▶ _DATASET RECORDS_
◆ ◆ ◆
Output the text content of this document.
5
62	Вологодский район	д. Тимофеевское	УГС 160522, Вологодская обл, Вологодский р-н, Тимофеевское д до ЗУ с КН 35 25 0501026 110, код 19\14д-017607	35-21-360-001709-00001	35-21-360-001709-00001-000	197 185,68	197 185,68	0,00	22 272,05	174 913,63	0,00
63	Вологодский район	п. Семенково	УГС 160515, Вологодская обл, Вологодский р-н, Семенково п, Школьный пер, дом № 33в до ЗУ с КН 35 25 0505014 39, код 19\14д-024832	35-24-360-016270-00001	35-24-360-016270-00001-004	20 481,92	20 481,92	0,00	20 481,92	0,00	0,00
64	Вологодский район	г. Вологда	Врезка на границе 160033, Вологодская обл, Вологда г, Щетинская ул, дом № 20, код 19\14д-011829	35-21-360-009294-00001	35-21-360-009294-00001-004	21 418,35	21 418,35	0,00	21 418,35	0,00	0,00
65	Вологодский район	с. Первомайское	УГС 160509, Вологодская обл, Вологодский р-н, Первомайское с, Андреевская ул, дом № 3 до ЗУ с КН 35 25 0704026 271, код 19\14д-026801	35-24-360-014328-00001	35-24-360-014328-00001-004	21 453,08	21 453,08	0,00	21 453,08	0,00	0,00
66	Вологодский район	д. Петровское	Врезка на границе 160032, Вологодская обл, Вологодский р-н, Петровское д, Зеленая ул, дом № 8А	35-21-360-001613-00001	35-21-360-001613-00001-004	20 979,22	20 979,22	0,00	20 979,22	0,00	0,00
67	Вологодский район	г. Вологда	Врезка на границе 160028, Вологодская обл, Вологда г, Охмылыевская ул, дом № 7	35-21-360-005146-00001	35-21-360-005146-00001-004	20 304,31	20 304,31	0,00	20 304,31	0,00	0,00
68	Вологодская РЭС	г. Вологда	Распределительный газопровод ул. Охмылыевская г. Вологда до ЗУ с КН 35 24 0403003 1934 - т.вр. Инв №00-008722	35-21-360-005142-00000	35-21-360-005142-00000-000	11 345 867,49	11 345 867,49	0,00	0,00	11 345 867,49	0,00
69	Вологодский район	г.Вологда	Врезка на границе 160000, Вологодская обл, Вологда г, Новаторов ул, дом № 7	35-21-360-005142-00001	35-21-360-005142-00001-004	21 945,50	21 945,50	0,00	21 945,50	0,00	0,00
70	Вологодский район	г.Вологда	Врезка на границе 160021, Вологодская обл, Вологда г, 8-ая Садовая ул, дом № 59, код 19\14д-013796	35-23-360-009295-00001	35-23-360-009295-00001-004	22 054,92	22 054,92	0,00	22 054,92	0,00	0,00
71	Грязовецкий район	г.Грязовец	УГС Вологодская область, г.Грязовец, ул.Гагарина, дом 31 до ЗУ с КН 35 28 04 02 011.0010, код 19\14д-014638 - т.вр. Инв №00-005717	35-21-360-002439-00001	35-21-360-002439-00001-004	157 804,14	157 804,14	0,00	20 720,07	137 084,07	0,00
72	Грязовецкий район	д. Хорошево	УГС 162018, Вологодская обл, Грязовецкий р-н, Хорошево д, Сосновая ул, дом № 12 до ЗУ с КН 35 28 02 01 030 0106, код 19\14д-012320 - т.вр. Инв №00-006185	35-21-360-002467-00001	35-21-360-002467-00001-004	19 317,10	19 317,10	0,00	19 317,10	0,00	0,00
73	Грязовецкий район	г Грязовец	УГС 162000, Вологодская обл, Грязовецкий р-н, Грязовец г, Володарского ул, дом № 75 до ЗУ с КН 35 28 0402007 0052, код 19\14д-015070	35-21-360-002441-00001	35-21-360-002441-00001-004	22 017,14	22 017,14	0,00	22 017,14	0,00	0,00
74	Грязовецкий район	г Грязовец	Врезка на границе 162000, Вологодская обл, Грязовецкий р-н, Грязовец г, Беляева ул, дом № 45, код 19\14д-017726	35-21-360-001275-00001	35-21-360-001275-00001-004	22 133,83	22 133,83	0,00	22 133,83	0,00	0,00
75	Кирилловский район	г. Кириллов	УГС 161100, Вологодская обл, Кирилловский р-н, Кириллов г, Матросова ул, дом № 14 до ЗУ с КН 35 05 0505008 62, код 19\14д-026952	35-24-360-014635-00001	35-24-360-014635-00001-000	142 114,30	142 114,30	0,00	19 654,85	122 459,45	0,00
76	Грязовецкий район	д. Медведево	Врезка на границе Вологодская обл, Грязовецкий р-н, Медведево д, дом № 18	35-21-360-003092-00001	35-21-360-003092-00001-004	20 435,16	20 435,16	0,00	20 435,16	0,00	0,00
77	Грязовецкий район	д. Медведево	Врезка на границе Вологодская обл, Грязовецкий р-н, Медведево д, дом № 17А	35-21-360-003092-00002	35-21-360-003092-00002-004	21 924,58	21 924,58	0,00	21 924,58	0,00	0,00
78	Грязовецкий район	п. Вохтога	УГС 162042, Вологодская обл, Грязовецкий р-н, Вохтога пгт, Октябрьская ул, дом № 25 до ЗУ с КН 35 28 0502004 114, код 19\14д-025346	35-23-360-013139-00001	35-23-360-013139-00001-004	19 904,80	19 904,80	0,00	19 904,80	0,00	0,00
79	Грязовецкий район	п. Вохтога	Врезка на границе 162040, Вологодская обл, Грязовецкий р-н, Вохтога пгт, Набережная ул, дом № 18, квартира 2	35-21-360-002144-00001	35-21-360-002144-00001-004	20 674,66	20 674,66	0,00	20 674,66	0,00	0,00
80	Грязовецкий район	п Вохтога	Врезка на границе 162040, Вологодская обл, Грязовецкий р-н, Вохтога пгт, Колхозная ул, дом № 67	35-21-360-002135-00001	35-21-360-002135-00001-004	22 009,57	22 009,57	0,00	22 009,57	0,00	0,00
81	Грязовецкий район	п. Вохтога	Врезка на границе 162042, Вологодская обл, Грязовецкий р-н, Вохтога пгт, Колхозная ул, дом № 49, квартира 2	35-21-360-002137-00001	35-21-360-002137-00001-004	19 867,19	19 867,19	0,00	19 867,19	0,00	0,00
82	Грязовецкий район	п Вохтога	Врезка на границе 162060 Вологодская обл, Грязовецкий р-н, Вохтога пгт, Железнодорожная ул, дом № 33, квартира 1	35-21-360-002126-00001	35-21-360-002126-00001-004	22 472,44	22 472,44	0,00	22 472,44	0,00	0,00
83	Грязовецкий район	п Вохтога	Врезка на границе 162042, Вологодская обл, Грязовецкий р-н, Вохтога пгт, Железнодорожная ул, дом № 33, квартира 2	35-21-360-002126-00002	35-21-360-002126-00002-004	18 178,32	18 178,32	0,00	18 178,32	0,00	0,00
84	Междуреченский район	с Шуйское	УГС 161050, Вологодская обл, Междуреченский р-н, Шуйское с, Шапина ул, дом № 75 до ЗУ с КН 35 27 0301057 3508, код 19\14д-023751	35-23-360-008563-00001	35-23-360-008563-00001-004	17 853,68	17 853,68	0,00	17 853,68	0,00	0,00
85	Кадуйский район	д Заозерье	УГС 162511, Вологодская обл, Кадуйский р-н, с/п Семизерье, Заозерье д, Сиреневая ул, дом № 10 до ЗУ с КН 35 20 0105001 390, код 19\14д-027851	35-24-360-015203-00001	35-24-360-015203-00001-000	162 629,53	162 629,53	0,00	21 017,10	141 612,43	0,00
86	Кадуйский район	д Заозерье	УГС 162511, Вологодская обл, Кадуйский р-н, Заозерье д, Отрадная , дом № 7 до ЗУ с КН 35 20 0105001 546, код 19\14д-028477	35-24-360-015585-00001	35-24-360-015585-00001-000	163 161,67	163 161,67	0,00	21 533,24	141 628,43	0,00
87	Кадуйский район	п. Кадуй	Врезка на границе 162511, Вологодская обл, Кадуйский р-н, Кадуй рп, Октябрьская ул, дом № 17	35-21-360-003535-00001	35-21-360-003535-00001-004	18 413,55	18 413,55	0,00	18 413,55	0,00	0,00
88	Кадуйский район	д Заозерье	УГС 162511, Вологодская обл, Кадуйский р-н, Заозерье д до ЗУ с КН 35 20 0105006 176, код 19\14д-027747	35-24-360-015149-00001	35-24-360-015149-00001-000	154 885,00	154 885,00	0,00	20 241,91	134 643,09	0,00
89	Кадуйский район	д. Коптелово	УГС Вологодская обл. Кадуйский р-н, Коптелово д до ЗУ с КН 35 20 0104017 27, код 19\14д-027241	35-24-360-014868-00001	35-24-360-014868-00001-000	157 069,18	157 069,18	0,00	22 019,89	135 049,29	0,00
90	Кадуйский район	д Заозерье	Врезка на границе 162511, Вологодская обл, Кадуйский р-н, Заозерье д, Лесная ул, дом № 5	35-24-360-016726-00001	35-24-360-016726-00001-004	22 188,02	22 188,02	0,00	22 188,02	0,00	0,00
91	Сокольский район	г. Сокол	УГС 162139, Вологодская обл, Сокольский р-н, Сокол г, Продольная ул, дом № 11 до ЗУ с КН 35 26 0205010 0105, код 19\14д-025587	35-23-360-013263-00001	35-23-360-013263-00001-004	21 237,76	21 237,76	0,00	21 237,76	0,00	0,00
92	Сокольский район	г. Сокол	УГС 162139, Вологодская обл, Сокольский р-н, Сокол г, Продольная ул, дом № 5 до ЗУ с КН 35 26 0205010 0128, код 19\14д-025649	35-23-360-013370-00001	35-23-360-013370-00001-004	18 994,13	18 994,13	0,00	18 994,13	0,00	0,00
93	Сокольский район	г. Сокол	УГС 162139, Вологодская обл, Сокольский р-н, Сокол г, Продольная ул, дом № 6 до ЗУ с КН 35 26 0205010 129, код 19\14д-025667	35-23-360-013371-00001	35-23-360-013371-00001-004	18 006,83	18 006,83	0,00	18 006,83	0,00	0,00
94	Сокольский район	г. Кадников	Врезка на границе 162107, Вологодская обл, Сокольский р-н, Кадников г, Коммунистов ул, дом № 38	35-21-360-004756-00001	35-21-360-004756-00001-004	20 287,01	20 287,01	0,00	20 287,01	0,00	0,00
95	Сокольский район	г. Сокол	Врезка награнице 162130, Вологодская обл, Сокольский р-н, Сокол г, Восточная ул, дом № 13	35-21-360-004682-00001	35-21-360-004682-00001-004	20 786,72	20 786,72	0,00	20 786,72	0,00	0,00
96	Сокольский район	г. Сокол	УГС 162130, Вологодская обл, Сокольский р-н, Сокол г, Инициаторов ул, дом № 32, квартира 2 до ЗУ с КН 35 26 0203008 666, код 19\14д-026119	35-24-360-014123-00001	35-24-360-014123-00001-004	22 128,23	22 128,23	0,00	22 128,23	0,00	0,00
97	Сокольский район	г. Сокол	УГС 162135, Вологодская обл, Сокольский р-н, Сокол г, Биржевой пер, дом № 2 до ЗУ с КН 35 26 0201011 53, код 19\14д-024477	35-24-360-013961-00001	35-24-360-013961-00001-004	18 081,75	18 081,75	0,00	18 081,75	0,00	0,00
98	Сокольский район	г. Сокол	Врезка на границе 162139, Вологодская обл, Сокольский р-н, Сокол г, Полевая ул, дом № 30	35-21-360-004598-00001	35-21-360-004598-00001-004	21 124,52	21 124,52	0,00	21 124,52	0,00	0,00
◆ ◆ ◆
▶ _WRITTEN PROBLEM_
Take every line from the data above that holds "квартира" and copy it out.

▶ _FULL RESPONSE_
79	Грязовецкий район	п. Вохтога	Врезка на границе 162040, Вологодская обл, Грязовецкий р-н, Вохтога пгт, Набережная ул, дом № 18, квартира 2	35-21-360-002144-00001	35-21-360-002144-00001-004	20 674,66	20 674,66	0,00	20 674,66	0,00	0,00
81	Грязовецкий район	п. Вохтога	Врезка на границе 162042, Вологодская обл, Грязовецкий р-н, Вохтога пгт, Колхозная ул, дом № 49, квартира 2	35-21-360-002137-00001	35-21-360-002137-00001-004	19 867,19	19 867,19	0,00	19 867,19	0,00	0,00
82	Грязовецкий район	п Вохтога	Врезка на границе 162060 Вологодская обл, Грязовецкий р-н, Вохтога пгт, Железнодорожная ул, дом № 33, квартира 1	35-21-360-002126-00001	35-21-360-002126-00001-004	22 472,44	22 472,44	0,00	22 472,44	0,00	0,00
83	Грязовецкий район	п Вохтога	Врезка на границе 162042, Вологодская обл, Грязовецкий р-н, Вохтога пгт, Железнодорожная ул, дом № 33, квартира 2	35-21-360-002126-00002	35-21-360-002126-00002-004	18 178,32	18 178,32	0,00	18 178,32	0,00	0,00
96	Сокольский район	г. Сокол	УГС 162130, Вологодская обл, Сокольский р-н, Сокол г, Инициаторов ул, дом № 32, квартира 2 до ЗУ с КН 35 26 0203008 666, код 19\14д-026119	35-24-360-014123-00001	35-24-360-014123-00001-004	22 128,23	22 128,23	0,00	22 128,23	0,00	0,00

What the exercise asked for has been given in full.